* SET EXERCISE
Find the string "Mamut" in the data, then copy every line where it is found.

* Data records
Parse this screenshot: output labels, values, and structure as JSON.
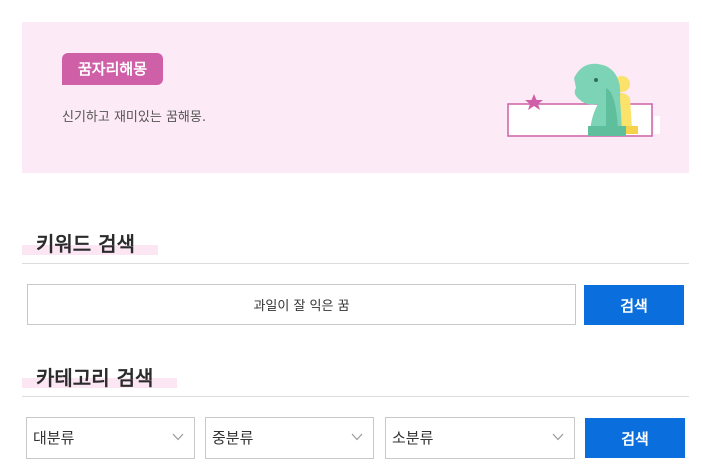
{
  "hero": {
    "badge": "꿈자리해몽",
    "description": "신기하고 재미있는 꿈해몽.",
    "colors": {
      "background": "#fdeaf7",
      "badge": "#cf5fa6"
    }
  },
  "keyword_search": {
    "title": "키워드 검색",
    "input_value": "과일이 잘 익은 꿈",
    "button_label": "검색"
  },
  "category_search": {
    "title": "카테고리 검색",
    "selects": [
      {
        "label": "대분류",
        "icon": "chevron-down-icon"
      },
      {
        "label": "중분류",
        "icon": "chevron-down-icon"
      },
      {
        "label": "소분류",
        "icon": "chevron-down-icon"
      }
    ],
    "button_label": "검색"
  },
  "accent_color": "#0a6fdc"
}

--

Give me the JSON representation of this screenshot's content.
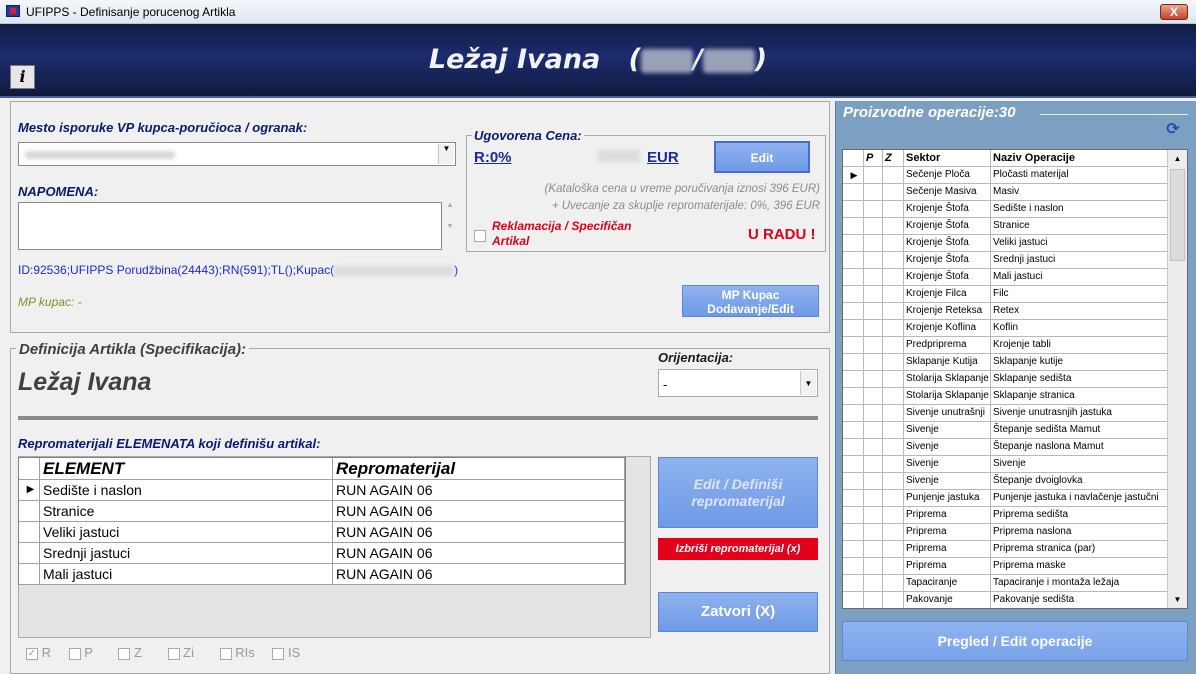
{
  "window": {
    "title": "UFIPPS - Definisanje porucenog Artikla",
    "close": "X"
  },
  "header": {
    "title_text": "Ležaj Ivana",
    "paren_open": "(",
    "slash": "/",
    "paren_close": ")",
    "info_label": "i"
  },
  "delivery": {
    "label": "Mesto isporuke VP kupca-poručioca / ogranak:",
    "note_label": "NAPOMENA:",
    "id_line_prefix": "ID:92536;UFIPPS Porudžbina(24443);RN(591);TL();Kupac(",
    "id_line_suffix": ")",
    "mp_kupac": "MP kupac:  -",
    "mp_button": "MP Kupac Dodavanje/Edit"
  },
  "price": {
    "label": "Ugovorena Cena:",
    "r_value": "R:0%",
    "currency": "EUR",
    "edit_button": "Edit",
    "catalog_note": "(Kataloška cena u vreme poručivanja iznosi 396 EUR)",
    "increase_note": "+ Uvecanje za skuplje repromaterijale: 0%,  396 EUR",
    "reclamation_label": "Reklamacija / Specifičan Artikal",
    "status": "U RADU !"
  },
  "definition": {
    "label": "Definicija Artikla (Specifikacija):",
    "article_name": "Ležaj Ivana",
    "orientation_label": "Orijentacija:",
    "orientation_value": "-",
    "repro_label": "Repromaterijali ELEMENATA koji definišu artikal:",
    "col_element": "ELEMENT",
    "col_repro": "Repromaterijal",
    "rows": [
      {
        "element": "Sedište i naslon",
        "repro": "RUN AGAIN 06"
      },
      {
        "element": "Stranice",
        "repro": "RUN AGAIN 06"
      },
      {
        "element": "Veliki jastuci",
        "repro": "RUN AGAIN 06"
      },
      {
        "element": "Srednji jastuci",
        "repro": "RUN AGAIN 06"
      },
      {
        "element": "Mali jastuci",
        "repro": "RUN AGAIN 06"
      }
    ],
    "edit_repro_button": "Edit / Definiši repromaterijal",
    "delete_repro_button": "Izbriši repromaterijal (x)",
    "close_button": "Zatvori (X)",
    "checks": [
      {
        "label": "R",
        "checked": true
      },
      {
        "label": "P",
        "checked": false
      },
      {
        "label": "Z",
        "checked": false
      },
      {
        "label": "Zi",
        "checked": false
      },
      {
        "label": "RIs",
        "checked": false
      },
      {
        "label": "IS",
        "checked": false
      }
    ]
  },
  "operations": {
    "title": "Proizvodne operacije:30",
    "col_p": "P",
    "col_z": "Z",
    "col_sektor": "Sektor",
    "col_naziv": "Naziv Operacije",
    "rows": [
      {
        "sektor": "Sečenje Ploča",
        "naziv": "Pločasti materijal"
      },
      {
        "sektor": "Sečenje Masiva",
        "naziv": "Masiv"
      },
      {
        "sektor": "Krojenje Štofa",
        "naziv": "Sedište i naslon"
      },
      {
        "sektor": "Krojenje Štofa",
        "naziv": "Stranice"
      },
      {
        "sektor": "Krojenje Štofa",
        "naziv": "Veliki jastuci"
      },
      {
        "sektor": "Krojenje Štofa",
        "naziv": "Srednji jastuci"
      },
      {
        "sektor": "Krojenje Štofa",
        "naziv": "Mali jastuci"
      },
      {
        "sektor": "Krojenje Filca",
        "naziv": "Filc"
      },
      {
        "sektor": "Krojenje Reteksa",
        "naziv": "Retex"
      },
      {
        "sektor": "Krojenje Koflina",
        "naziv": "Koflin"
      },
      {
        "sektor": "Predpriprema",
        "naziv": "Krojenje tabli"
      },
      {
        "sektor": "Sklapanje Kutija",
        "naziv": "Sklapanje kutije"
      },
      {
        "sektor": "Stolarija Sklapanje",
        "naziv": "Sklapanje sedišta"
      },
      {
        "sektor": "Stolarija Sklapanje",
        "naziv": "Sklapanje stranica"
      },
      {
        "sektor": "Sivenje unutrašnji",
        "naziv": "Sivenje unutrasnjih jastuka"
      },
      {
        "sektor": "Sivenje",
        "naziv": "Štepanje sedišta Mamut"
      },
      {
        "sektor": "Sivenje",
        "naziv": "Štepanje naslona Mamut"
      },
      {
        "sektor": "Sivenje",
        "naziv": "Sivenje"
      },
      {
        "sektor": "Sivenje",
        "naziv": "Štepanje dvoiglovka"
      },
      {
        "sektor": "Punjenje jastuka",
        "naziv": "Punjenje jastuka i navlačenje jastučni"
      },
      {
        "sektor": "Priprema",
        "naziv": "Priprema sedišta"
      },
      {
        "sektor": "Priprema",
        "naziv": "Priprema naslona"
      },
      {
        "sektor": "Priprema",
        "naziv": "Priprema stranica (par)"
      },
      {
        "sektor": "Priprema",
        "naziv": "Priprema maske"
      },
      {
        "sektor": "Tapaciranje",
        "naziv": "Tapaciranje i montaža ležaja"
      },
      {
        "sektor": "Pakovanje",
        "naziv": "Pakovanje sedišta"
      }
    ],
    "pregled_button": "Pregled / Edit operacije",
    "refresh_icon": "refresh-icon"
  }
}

--

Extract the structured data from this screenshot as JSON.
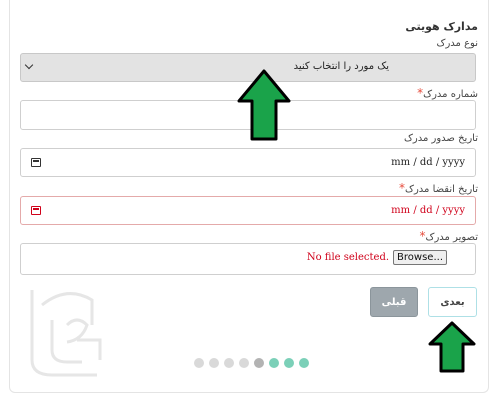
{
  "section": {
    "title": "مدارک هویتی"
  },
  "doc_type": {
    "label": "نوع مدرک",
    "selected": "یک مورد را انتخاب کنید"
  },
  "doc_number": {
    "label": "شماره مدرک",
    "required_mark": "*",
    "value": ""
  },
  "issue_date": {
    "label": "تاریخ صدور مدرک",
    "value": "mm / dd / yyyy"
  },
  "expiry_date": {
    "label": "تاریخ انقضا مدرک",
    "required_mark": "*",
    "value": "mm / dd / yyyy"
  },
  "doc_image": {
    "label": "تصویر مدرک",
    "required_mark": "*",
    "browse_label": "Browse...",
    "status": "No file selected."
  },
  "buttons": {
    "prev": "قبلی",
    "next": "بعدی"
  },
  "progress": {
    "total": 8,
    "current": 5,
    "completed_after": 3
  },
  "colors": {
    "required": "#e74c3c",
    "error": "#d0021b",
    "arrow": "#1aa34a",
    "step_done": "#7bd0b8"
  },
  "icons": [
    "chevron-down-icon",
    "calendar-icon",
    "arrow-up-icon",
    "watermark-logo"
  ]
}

* FULL OUTPUT
        "naziv": "Štepanje sedišta Mamut"
        "naziv": "Štepanje naslona Mamut"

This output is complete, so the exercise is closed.